[Start MATERIAL PROVIDED]
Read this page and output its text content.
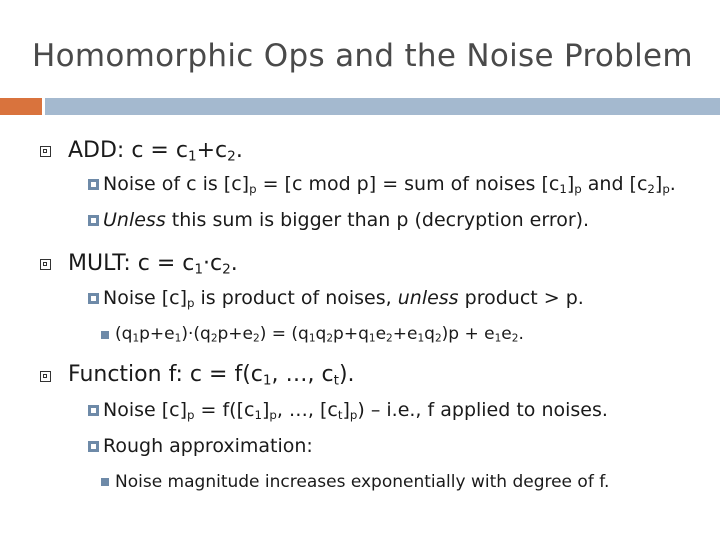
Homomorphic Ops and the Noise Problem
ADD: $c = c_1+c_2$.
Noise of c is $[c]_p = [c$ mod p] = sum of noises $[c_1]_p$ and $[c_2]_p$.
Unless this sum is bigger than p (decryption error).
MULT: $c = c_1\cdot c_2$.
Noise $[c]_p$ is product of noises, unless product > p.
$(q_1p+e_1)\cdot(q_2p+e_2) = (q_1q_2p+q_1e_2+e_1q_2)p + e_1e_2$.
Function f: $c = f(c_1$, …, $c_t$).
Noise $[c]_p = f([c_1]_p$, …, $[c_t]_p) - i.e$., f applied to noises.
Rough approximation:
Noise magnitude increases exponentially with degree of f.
[End MATERIAL PROVIDED]
[Start MATERIAL PROVIDED]
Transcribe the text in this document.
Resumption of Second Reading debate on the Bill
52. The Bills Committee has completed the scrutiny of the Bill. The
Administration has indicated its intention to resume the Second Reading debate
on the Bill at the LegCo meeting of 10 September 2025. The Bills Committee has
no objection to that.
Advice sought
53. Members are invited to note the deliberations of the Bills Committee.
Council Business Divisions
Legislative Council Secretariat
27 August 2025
[End MATERIAL PROVIDED]
[Start MATERIAL PROVIDED]
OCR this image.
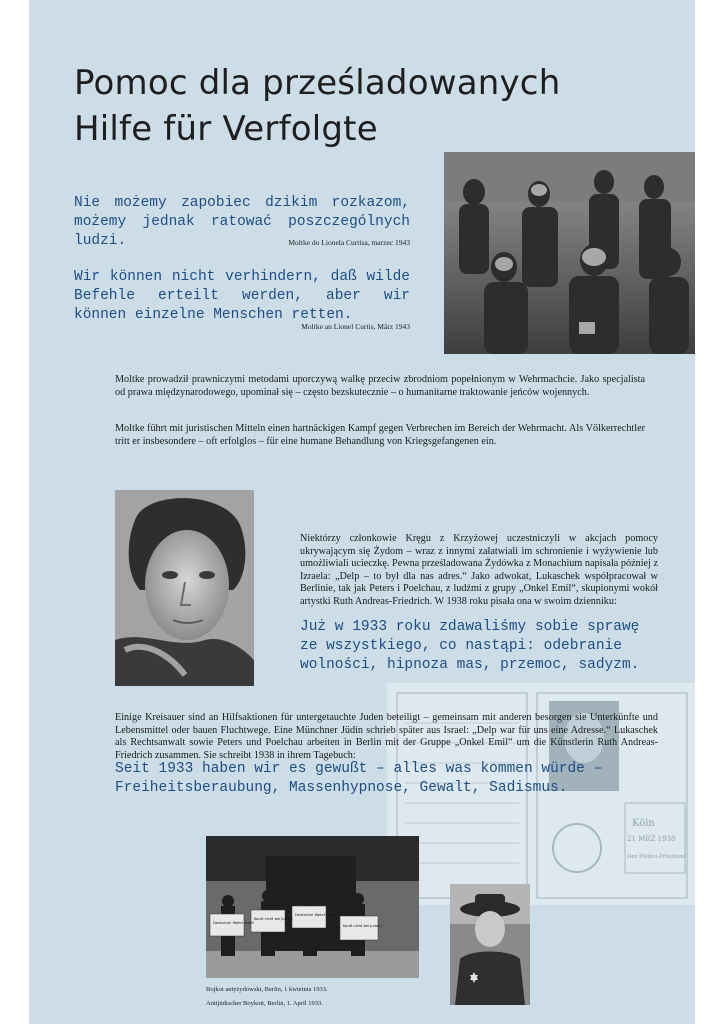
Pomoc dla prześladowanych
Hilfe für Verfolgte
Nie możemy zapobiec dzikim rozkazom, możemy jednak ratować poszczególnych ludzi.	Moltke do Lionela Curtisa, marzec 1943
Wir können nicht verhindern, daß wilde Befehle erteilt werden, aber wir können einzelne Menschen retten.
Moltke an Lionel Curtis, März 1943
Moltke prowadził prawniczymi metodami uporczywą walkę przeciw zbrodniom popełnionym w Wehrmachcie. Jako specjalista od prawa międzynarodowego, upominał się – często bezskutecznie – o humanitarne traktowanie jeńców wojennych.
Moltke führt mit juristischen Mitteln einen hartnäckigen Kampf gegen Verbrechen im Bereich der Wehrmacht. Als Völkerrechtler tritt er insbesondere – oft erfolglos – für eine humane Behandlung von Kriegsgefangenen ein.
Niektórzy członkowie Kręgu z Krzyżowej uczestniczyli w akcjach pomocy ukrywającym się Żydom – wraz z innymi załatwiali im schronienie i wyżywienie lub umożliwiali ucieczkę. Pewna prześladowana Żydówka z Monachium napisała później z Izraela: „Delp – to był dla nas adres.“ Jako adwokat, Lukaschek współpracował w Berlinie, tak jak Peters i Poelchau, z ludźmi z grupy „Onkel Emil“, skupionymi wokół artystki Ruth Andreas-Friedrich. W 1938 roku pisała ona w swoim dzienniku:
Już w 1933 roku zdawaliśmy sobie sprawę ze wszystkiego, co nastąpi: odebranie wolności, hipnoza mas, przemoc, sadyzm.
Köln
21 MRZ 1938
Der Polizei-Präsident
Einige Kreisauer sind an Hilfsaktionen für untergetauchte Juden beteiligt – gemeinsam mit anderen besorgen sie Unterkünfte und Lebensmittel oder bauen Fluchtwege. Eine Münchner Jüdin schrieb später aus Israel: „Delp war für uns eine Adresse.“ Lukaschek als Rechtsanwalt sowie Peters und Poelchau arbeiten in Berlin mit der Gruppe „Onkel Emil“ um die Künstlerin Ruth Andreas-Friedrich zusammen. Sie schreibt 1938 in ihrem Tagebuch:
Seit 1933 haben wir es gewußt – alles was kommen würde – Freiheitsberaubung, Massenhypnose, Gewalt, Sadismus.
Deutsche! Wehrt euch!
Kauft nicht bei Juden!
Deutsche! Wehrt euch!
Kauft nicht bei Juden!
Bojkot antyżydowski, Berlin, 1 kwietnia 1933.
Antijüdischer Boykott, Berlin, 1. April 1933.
[End MATERIAL PROVIDED]
GOAL OF THE EXERCISE:
Search the data for the string "Reading" and copy each line where it appears.

FINISHED ANSWER:
Resumption of Second Reading debate on the Bill
Administration has indicated its intention to resume the Second Reading debate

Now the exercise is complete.